▸ Request
Copy out each line of the data holding "сами".

▸ Material to process
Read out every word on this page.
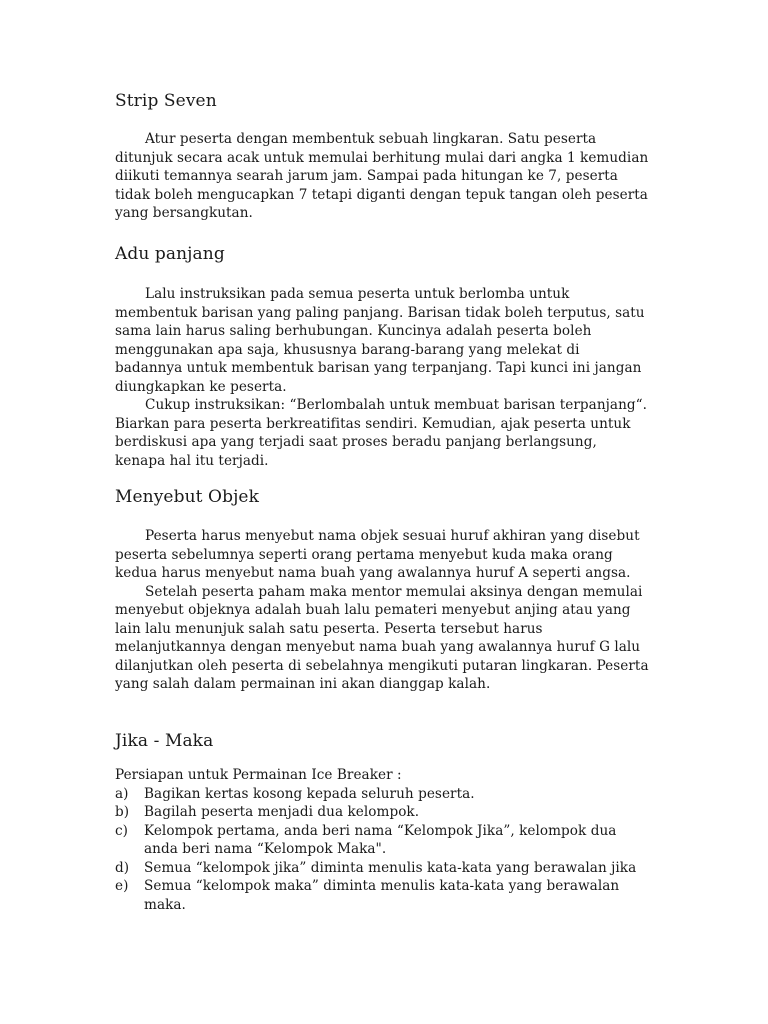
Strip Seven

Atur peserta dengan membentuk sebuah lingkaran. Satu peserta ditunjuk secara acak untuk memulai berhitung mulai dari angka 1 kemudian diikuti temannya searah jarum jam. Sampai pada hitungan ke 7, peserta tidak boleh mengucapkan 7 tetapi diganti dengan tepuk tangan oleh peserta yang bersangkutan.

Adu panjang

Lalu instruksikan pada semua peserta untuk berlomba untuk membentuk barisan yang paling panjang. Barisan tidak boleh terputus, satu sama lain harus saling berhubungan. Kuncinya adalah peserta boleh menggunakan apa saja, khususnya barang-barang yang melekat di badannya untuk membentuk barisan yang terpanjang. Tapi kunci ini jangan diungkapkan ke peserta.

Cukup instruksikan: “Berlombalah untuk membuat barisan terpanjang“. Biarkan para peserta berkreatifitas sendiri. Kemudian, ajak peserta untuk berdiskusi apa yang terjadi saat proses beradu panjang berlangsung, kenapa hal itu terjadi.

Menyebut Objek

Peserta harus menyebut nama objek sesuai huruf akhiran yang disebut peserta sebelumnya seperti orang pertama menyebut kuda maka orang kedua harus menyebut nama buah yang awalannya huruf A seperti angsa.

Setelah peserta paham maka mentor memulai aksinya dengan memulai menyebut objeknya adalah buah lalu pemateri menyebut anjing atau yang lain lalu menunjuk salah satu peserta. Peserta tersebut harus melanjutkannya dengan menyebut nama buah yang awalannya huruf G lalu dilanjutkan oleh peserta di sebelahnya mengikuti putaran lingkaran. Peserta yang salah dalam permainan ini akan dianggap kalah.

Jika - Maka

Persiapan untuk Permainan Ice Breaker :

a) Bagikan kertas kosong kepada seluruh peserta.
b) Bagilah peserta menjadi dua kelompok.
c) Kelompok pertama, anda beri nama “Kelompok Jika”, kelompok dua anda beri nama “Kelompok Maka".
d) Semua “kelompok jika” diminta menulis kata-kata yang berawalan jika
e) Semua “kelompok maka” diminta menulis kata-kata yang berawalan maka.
* * *
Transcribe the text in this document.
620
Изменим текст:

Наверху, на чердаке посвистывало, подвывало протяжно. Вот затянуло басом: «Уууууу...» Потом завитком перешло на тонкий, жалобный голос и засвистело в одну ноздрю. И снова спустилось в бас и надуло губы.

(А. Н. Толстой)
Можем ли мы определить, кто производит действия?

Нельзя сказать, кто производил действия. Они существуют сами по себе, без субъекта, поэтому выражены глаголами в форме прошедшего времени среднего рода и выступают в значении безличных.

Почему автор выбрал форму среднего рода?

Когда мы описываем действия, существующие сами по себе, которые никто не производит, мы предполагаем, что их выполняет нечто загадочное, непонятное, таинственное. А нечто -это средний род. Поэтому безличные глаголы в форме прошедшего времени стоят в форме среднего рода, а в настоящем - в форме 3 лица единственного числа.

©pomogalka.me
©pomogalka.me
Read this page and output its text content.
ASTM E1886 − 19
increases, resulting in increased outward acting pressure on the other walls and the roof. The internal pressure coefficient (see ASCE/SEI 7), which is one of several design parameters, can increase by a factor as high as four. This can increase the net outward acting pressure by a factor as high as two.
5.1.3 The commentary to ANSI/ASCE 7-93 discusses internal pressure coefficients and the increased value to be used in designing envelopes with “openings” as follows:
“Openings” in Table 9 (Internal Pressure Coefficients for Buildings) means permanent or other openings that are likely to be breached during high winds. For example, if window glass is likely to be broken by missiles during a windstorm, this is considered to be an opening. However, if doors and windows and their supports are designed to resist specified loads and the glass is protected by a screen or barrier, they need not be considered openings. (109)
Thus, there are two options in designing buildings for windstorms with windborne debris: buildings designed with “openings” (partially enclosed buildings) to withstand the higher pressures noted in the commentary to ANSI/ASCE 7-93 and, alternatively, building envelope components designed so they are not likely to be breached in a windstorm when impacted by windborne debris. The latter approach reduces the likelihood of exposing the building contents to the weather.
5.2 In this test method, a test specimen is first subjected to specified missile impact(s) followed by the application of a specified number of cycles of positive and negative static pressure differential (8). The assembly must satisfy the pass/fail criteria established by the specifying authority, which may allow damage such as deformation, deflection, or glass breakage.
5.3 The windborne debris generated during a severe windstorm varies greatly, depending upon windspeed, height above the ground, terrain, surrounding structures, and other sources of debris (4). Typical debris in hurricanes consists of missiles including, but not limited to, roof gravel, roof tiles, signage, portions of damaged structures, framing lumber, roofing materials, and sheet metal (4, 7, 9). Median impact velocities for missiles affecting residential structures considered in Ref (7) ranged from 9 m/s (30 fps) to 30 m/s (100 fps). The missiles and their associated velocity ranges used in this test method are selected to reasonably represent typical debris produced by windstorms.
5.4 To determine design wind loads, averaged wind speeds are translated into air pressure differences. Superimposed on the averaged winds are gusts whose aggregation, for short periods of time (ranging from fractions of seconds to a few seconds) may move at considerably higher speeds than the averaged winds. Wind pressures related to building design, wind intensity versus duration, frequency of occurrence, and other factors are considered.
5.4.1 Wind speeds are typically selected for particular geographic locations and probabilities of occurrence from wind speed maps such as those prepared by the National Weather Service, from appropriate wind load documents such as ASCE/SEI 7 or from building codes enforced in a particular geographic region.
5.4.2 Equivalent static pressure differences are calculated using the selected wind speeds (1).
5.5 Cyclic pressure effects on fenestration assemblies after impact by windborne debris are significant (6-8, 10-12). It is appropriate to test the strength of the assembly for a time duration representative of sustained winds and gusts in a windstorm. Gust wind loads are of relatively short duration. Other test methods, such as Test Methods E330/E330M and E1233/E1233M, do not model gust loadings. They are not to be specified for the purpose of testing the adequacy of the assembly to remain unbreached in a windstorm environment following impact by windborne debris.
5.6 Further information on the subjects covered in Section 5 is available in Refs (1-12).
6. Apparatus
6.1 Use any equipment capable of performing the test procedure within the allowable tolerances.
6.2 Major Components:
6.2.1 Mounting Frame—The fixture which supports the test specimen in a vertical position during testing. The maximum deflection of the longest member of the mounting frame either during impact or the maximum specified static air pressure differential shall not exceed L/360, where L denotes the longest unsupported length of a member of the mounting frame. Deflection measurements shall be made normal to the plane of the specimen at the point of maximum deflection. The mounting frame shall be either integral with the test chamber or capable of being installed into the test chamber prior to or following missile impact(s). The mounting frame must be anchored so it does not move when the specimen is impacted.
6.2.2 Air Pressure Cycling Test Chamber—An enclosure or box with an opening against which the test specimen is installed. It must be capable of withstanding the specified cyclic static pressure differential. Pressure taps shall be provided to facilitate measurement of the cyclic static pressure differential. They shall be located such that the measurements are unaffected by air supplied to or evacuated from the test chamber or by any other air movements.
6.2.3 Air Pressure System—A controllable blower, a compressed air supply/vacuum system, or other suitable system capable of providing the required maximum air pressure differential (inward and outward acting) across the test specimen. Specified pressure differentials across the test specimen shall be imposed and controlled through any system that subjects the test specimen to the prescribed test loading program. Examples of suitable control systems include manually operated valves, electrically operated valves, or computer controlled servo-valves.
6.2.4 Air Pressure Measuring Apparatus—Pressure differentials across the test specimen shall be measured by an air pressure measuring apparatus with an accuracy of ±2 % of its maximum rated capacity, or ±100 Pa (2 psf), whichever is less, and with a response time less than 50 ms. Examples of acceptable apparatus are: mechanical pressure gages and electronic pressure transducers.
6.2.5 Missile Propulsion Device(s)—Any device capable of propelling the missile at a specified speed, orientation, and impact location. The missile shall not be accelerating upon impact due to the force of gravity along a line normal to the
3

▸ Written response
Нельзя сказать, кто производил действия. Они существуют сами по себе, без субъекта, поэтому выражены глаголами в форме прошедшего времени среднего рода и выступают в значении безличных.
Когда мы описываем действия, существующие сами по себе, которые никто не производит, мы предполагаем, что их выполняет нечто загадочное, непонятное, таинственное. А нечто -это средний род. Поэтому безличные глаголы в форме прошедшего времени стоят в форме среднего рода, а в настоящем - в форме 3 лица единственного числа.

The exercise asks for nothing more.